» **PROBLEM REQUIREMENTS**: Copy out each line of the data holding "juli".

· · · · ·

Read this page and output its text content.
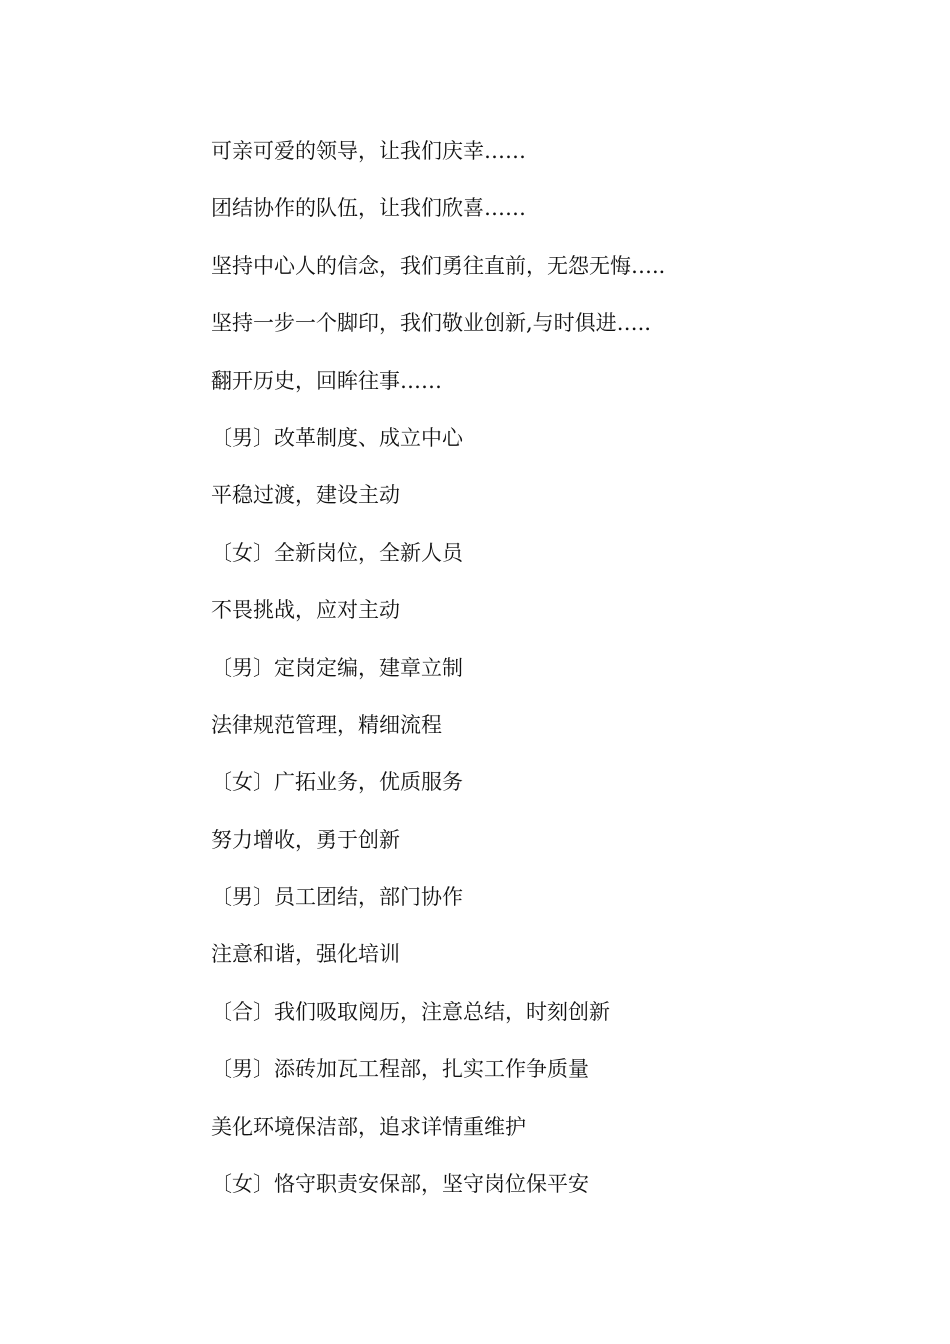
可亲可爱的领导，让我们庆幸……
团结协作的队伍，让我们欣喜……
坚持中心人的信念，我们勇往直前，无怨无悔….．
坚持一步一个脚印，我们敬业创新,与时俱进….．
翻开历史，回眸往事……
〔男〕改革制度、成立中心
平稳过渡，建设主动
〔女〕全新岗位，全新人员
不畏挑战，应对主动
〔男〕定岗定编，建章立制
法律规范管理，精细流程
〔女〕广拓业务，优质服务
努力增收，勇于创新
〔男〕员工团结，部门协作
注意和谐，强化培训
〔合〕我们吸取阅历，注意总结，时刻创新
〔男〕添砖加瓦工程部，扎实工作争质量
美化环境保洁部，追求详情重维护
〔女〕恪守职责安保部，坚守岗位保平安
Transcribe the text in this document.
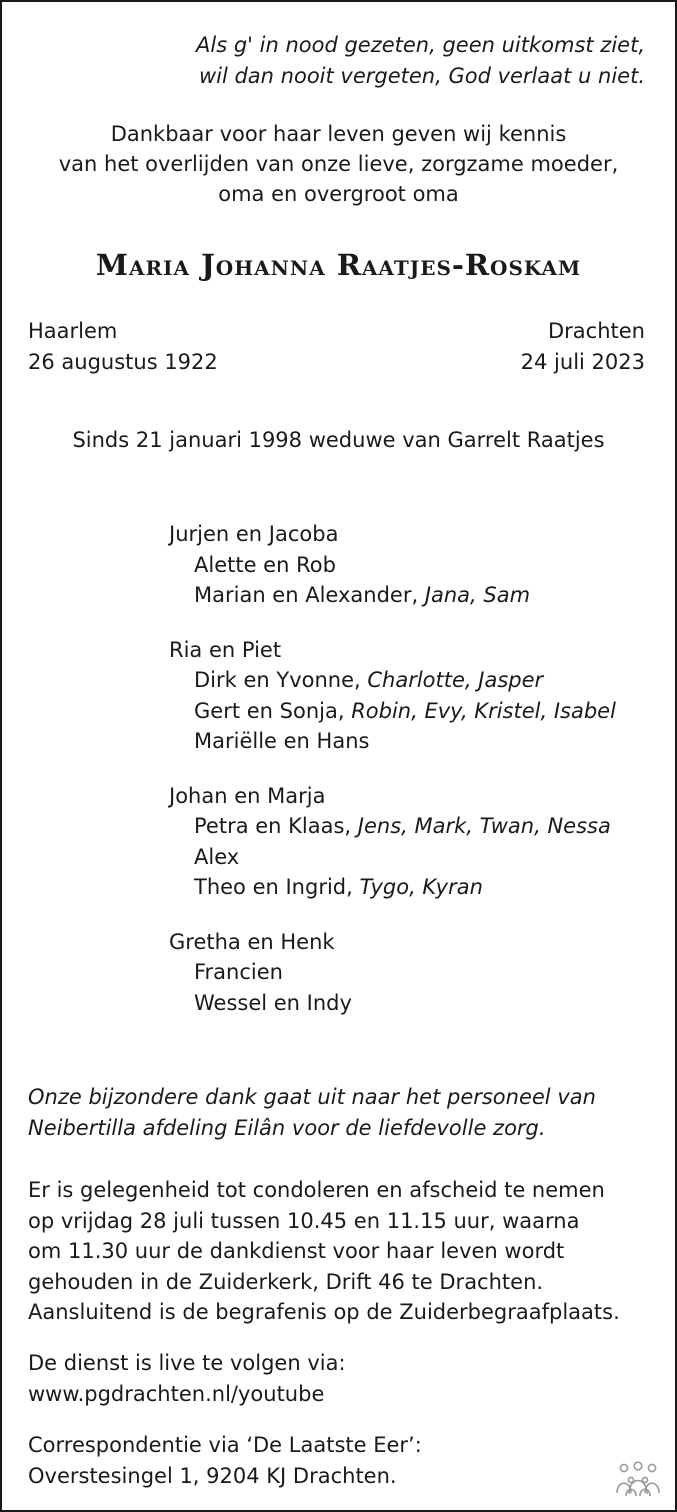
Als g' in nood gezeten, geen uitkomst ziet,
wil dan nooit vergeten, God verlaat u niet.
Dankbaar voor haar leven geven wij kennis
van het overlijden van onze lieve, zorgzame moeder,
oma en overgroot oma
Maria Johanna Raatjes-Roskam
Haarlem
26 augustus 1922
Drachten
24 juli 2023
Sinds 21 januari 1998 weduwe van Garrelt Raatjes
Jurjen en Jacoba
Alette en Rob
Marian en Alexander, Jana, Sam
Ria en Piet
Dirk en Yvonne, Charlotte, Jasper
Gert en Sonja, Robin, Evy, Kristel, Isabel
Mariëlle en Hans
Johan en Marja
Petra en Klaas, Jens, Mark, Twan, Nessa
Alex
Theo en Ingrid, Tygo, Kyran
Gretha en Henk
Francien
Wessel en Indy
Onze bijzondere dank gaat uit naar het personeel van
Neibertilla afdeling Eilân voor de liefdevolle zorg.
Er is gelegenheid tot condoleren en afscheid te nemen
op vrijdag 28 juli tussen 10.45 en 11.15 uur, waarna
om 11.30 uur de dankdienst voor haar leven wordt
gehouden in de Zuiderkerk, Drift 46 te Drachten.
Aansluitend is de begrafenis op de Zuiderbegraafplaats.
De dienst is live te volgen via:
www.pgdrachten.nl/youtube
Correspondentie via ‘De Laatste Eer’:
Overstesingel 1, 9204 KJ Drachten.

· · · · ·

» **IN RESPONSE**:
24 juli 2023
op vrijdag 28 juli tussen 10.45 en 11.15 uur, waarna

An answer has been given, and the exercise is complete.